Supplied records
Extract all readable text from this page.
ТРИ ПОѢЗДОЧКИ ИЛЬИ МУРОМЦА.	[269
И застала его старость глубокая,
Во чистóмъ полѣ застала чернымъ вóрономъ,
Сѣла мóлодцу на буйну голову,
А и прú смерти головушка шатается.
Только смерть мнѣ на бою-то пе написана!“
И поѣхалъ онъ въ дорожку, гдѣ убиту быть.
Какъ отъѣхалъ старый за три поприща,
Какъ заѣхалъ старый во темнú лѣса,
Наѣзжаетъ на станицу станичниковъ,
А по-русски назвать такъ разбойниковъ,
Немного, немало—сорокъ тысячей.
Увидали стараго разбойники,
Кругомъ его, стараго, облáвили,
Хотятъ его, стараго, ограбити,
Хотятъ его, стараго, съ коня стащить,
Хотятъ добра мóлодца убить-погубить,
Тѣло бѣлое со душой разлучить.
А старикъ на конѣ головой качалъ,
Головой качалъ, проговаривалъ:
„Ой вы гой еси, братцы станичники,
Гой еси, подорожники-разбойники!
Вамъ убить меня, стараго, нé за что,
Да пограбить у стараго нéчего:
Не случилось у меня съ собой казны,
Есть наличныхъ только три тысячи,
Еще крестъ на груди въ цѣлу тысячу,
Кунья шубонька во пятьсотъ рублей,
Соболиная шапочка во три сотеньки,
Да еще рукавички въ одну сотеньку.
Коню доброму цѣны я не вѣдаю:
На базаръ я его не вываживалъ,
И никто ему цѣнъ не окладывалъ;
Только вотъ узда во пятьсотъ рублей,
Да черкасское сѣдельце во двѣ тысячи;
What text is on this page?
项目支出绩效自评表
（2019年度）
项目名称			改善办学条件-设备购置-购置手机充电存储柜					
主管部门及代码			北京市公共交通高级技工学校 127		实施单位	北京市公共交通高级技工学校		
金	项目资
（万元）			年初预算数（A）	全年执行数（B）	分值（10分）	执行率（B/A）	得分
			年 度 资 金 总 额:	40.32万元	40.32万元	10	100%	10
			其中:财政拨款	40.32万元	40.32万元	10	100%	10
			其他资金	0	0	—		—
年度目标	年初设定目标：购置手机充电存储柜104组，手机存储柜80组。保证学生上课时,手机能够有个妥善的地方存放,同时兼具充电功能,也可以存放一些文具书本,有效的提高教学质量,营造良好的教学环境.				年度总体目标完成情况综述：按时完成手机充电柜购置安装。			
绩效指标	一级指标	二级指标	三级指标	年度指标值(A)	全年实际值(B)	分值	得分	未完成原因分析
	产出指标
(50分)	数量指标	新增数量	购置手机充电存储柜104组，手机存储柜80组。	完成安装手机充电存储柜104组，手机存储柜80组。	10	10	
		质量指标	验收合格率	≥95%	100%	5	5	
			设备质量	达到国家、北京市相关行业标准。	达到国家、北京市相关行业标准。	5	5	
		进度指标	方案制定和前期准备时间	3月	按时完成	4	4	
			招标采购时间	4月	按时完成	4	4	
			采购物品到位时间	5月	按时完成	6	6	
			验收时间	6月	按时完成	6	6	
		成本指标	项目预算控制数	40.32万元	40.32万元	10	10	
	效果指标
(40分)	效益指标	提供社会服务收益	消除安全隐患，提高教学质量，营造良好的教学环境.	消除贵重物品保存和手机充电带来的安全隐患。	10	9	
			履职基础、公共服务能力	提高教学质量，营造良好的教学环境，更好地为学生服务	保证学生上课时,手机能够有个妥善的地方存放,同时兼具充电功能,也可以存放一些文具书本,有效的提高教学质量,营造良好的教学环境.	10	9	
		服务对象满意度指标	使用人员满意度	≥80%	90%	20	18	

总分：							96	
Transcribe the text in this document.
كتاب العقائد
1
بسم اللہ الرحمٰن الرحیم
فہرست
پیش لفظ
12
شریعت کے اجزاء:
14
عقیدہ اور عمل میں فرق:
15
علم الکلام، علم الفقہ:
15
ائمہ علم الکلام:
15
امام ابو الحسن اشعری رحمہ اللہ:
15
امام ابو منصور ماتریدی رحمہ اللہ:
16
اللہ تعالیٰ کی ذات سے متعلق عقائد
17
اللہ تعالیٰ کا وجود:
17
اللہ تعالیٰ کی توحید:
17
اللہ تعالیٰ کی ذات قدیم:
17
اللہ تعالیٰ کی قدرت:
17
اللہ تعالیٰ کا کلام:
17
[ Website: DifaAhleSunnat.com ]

What the exercise asks
Each line in the material above must be retyped without alteration.

Solution to the exercise
Extract all readable text from this page.
ТРИ ПОѢЗДОЧКИ ИЛЬИ МУРОМЦА.	[269
И застала его старость глубокая,
Во чистóмъ полѣ застала чернымъ вóрономъ,
Сѣла мóлодцу на буйну голову,
А и прú смерти головушка шатается.
Только смерть мнѣ на бою-то пе написана!“
И поѣхалъ онъ въ дорожку, гдѣ убиту быть.
Какъ отъѣхалъ старый за три поприща,
Какъ заѣхалъ старый во темнú лѣса,
Наѣзжаетъ на станицу станичниковъ,
А по-русски назвать такъ разбойниковъ,
Немного, немало—сорокъ тысячей.
Увидали стараго разбойники,
Кругомъ его, стараго, облáвили,
Хотятъ его, стараго, ограбити,
Хотятъ его, стараго, съ коня стащить,
Хотятъ добра мóлодца убить-погубить,
Тѣло бѣлое со душой разлучить.
А старикъ на конѣ головой качалъ,
Головой качалъ, проговаривалъ:
„Ой вы гой еси, братцы станичники,
Гой еси, подорожники-разбойники!
Вамъ убить меня, стараго, нé за что,
Да пограбить у стараго нéчего:
Не случилось у меня съ собой казны,
Есть наличныхъ только три тысячи,
Еще крестъ на груди въ цѣлу тысячу,
Кунья шубонька во пятьсотъ рублей,
Соболиная шапочка во три сотеньки,
Да еще рукавички въ одну сотеньку.
Коню доброму цѣны я не вѣдаю:
На базаръ я его не вываживалъ,
И никто ему цѣнъ не окладывалъ;
Только вотъ узда во пятьсотъ рублей,
Да черкасское сѣдельце во двѣ тысячи;
What text is on this page?
项目支出绩效自评表
（2019年度）
项目名称			改善办学条件-设备购置-购置手机充电存储柜					
主管部门及代码			北京市公共交通高级技工学校 127		实施单位	北京市公共交通高级技工学校		
金	项目资
（万元）			年初预算数（A）	全年执行数（B）	分值（10分）	执行率（B/A）	得分
			年 度 资 金 总 额:	40.32万元	40.32万元	10	100%	10
			其中:财政拨款	40.32万元	40.32万元	10	100%	10
			其他资金	0	0	—		—
年度目标	年初设定目标：购置手机充电存储柜104组，手机存储柜80组。保证学生上课时,手机能够有个妥善的地方存放,同时兼具充电功能,也可以存放一些文具书本,有效的提高教学质量,营造良好的教学环境.				年度总体目标完成情况综述：按时完成手机充电柜购置安装。			
绩效指标	一级指标	二级指标	三级指标	年度指标值(A)	全年实际值(B)	分值	得分	未完成原因分析
	产出指标
(50分)	数量指标	新增数量	购置手机充电存储柜104组，手机存储柜80组。	完成安装手机充电存储柜104组，手机存储柜80组。	10	10	
		质量指标	验收合格率	≥95%	100%	5	5	
			设备质量	达到国家、北京市相关行业标准。	达到国家、北京市相关行业标准。	5	5	
		进度指标	方案制定和前期准备时间	3月	按时完成	4	4	
			招标采购时间	4月	按时完成	4	4	
			采购物品到位时间	5月	按时完成	6	6	
			验收时间	6月	按时完成	6	6	
		成本指标	项目预算控制数	40.32万元	40.32万元	10	10	
	效果指标
(40分)	效益指标	提供社会服务收益	消除安全隐患，提高教学质量，营造良好的教学环境.	消除贵重物品保存和手机充电带来的安全隐患。	10	9	
			履职基础、公共服务能力	提高教学质量，营造良好的教学环境，更好地为学生服务	保证学生上课时,手机能够有个妥善的地方存放,同时兼具充电功能,也可以存放一些文具书本,有效的提高教学质量,营造良好的教学环境.	10	9	
		服务对象满意度指标	使用人员满意度	≥80%	90%	20	18	

总分：							96	
Transcribe the text in this document.
كتاب العقائد
1
بسم اللہ الرحمٰن الرحیم
فہرست
پیش لفظ
12
شریعت کے اجزاء:
14
عقیدہ اور عمل میں فرق:
15
علم الکلام، علم الفقہ:
15
ائمہ علم الکلام:
15
امام ابو الحسن اشعری رحمہ اللہ:
15
امام ابو منصور ماتریدی رحمہ اللہ:
16
اللہ تعالیٰ کی ذات سے متعلق عقائد
17
اللہ تعالیٰ کا وجود:
17
اللہ تعالیٰ کی توحید:
17
اللہ تعالیٰ کی ذات قدیم:
17
اللہ تعالیٰ کی قدرت:
17
اللہ تعالیٰ کا کلام:
17
[ Website: DifaAhleSunnat.com ]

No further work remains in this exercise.